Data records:
┌──

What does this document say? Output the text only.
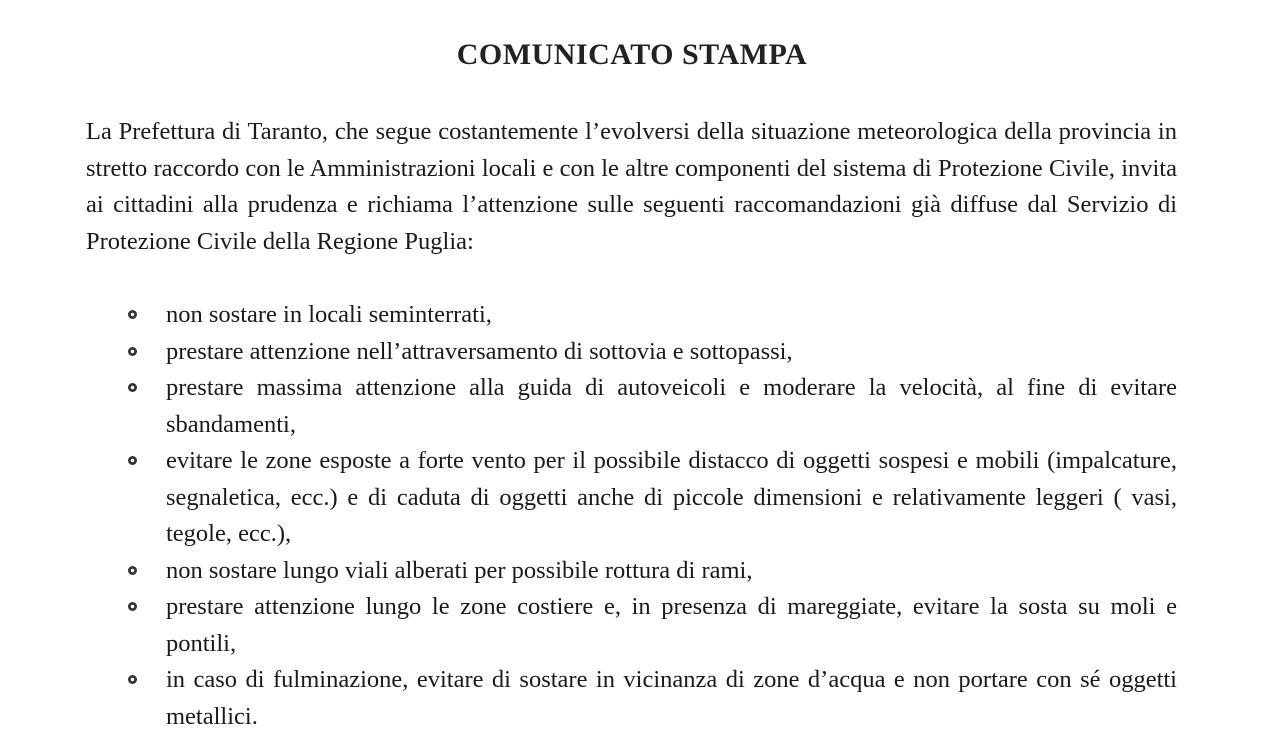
COMUNICATO STAMPA

La Prefettura di Taranto, che segue costantemente l’evolversi della situazione meteorologica della provincia in stretto raccordo con le Amministrazioni locali e con le altre componenti del sistema di Protezione Civile, invita ai cittadini alla prudenza e richiama l’attenzione sulle seguenti raccomandazioni già diffuse dal Servizio di Protezione Civile della Regione Puglia:

non sostare in locali seminterrati,
prestare attenzione nell’attraversamento di sottovia e sottopassi,
prestare massima attenzione alla guida di autoveicoli e moderare la velocità, al fine di evitare sbandamenti,
evitare le zone esposte a forte vento per il possibile distacco di oggetti sospesi e mobili (impalcature, segnaletica, ecc.) e di caduta di oggetti anche di piccole dimensioni e relativamente leggeri ( vasi, tegole, ecc.),
non sostare lungo viali alberati per possibile rottura di rami,
prestare attenzione lungo le zone costiere e, in presenza di mareggiate, evitare la sosta su moli e pontili,
in caso di fulminazione, evitare di sostare in vicinanza di zone d’acqua e non portare con sé oggetti metallici.
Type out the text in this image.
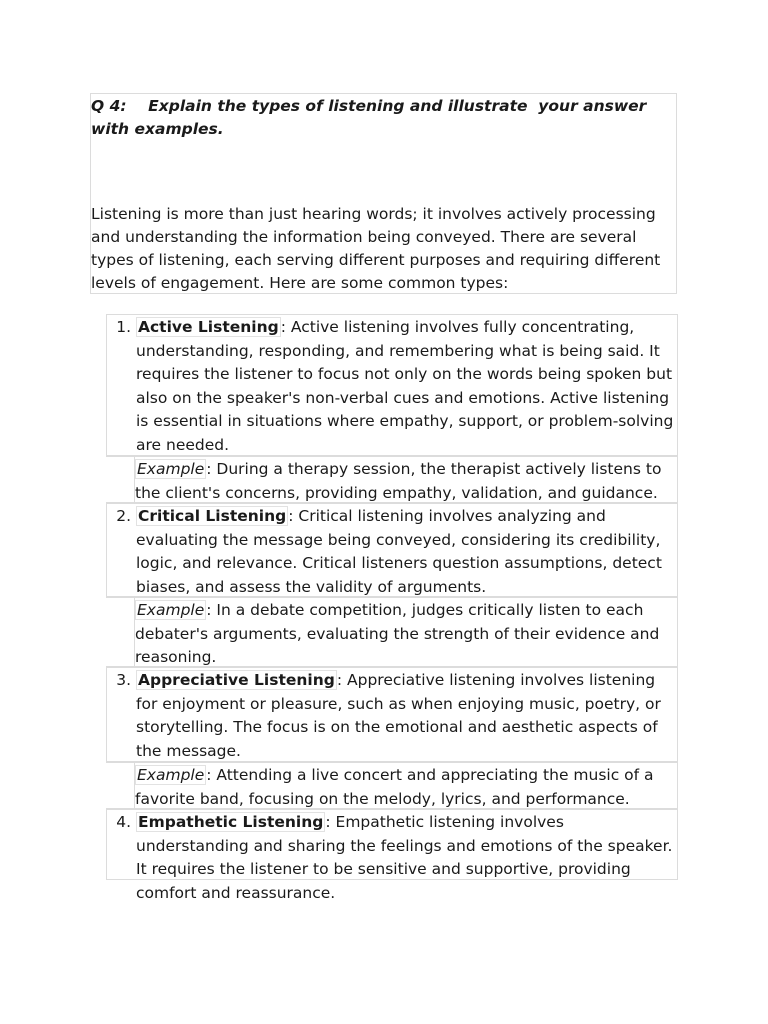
Q 4:    Explain the types of listening and illustrate  your answer with examples.

Listening is more than just hearing words; it involves actively processing and understanding the information being conveyed. There are several types of listening, each serving different purposes and requiring different levels of engagement. Here are some common types:

1. Active Listening : Active listening involves fully concentrating, understanding, responding, and remembering what is being said. It requires the listener to focus not only on the words being spoken but also on the speaker's non-verbal cues and emotions. Active listening is essential in situations where empathy, support, or problem-solving are needed.
Example : During a therapy session, the therapist actively listens to the client's concerns, providing empathy, validation, and guidance.
2. Critical Listening : Critical listening involves analyzing and evaluating the message being conveyed, considering its credibility, logic, and relevance. Critical listeners question assumptions, detect biases, and assess the validity of arguments.
Example : In a debate competition, judges critically listen to each debater's arguments, evaluating the strength of their evidence and reasoning.
3. Appreciative Listening : Appreciative listening involves listening for enjoyment or pleasure, such as when enjoying music, poetry, or storytelling. The focus is on the emotional and aesthetic aspects of the message.
Example : Attending a live concert and appreciating the music of a favorite band, focusing on the melody, lyrics, and performance.
4. Empathetic Listening : Empathetic listening involves understanding and sharing the feelings and emotions of the speaker. It requires the listener to be sensitive and supportive, providing comfort and reassurance.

└──

## GOAL
Reproduce each record from above exactly; pictures do not belong in the copy.

## SOLVED EXERCISE
What does this document say? Output the text only.
COMUNICATO STAMPA

La Prefettura di Taranto, che segue costantemente l’evolversi della situazione meteorologica della provincia in stretto raccordo con le Amministrazioni locali e con le altre componenti del sistema di Protezione Civile, invita ai cittadini alla prudenza e richiama l’attenzione sulle seguenti raccomandazioni già diffuse dal Servizio di Protezione Civile della Regione Puglia:

non sostare in locali seminterrati,
prestare attenzione nell’attraversamento di sottovia e sottopassi,
prestare massima attenzione alla guida di autoveicoli e moderare la velocità, al fine di evitare sbandamenti,
evitare le zone esposte a forte vento per il possibile distacco di oggetti sospesi e mobili (impalcature, segnaletica, ecc.) e di caduta di oggetti anche di piccole dimensioni e relativamente leggeri ( vasi, tegole, ecc.),
non sostare lungo viali alberati per possibile rottura di rami,
prestare attenzione lungo le zone costiere e, in presenza di mareggiate, evitare la sosta su moli e pontili,
in caso di fulminazione, evitare di sostare in vicinanza di zone d’acqua e non portare con sé oggetti metallici.
Type out the text in this image.
Q 4:    Explain the types of listening and illustrate  your answer with examples.

Listening is more than just hearing words; it involves actively processing and understanding the information being conveyed. There are several types of listening, each serving different purposes and requiring different levels of engagement. Here are some common types:

1. Active Listening : Active listening involves fully concentrating, understanding, responding, and remembering what is being said. It requires the listener to focus not only on the words being spoken but also on the speaker's non-verbal cues and emotions. Active listening is essential in situations where empathy, support, or problem-solving are needed.
Example : During a therapy session, the therapist actively listens to the client's concerns, providing empathy, validation, and guidance.
2. Critical Listening : Critical listening involves analyzing and evaluating the message being conveyed, considering its credibility, logic, and relevance. Critical listeners question assumptions, detect biases, and assess the validity of arguments.
Example : In a debate competition, judges critically listen to each debater's arguments, evaluating the strength of their evidence and reasoning.
3. Appreciative Listening : Appreciative listening involves listening for enjoyment or pleasure, such as when enjoying music, poetry, or storytelling. The focus is on the emotional and aesthetic aspects of the message.
Example : Attending a live concert and appreciating the music of a favorite band, focusing on the melody, lyrics, and performance.
4. Empathetic Listening : Empathetic listening involves understanding and sharing the feelings and emotions of the speaker. It requires the listener to be sensitive and supportive, providing comfort and reassurance.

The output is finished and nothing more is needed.